» **SET TASK**:
Every entry below should be printed exactly, without its images.

===== STORED RECORDS =====

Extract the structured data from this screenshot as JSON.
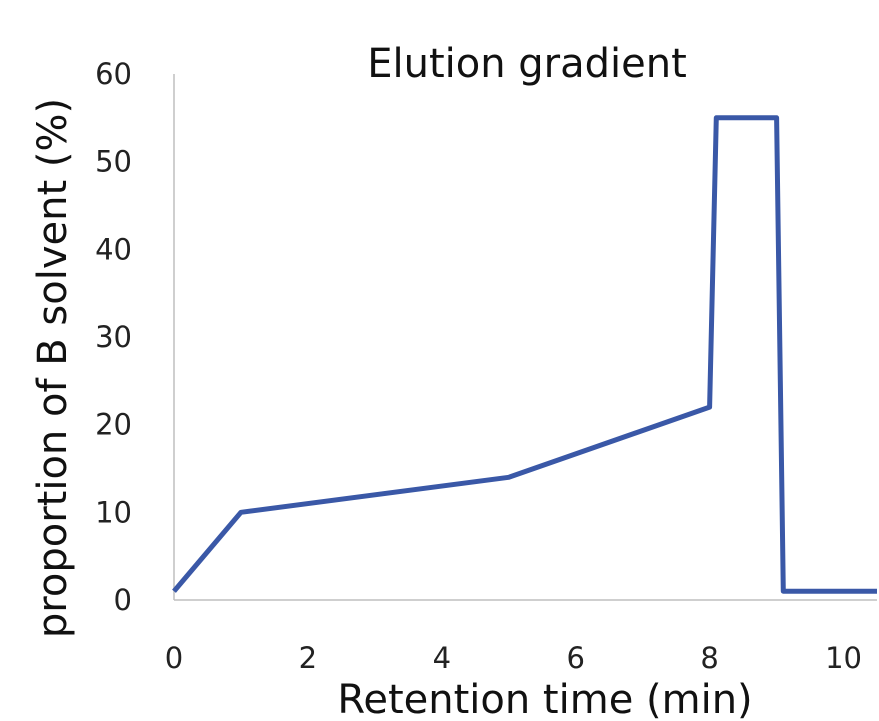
{
  "chart_data": {
    "type": "line",
    "title": "Elution gradient",
    "xlabel": "Retention time (min)",
    "ylabel": "proportion of B solvent (%)",
    "xlim": [
      0,
      10.5
    ],
    "ylim": [
      0,
      60
    ],
    "xticks": [
      0,
      2,
      4,
      6,
      8,
      10
    ],
    "yticks": [
      0,
      10,
      20,
      30,
      40,
      50,
      60
    ],
    "grid": false,
    "legend": "none",
    "series": [
      {
        "color": "#3A58A7",
        "points": [
          [
            0,
            1
          ],
          [
            1,
            10
          ],
          [
            5,
            14
          ],
          [
            8,
            22
          ],
          [
            8.1,
            55
          ],
          [
            9,
            55
          ],
          [
            9.1,
            1
          ],
          [
            10.5,
            1
          ]
        ]
      }
    ]
  }
}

=====

» **EXERCISE OUTPUT**:
Extract the structured data from this screenshot as JSON.
{
  "chart_data": {
    "type": "line",
    "title": "Elution gradient",
    "xlabel": "Retention time (min)",
    "ylabel": "proportion of B solvent (%)",
    "xlim": [
      0,
      10.5
    ],
    "ylim": [
      0,
      60
    ],
    "xticks": [
      0,
      2,
      4,
      6,
      8,
      10
    ],
    "yticks": [
      0,
      10,
      20,
      30,
      40,
      50,
      60
    ],
    "grid": false,
    "legend": "none",
    "series": [
      {
        "color": "#3A58A7",
        "points": [
          [
            0,
            1
          ],
          [
            1,
            10
          ],
          [
            5,
            14
          ],
          [
            8,
            22
          ],
          [
            8.1,
            55
          ],
          [
            9,
            55
          ],
          [
            9.1,
            1
          ],
          [
            10.5,
            1
          ]
        ]
      }
    ]
  }
}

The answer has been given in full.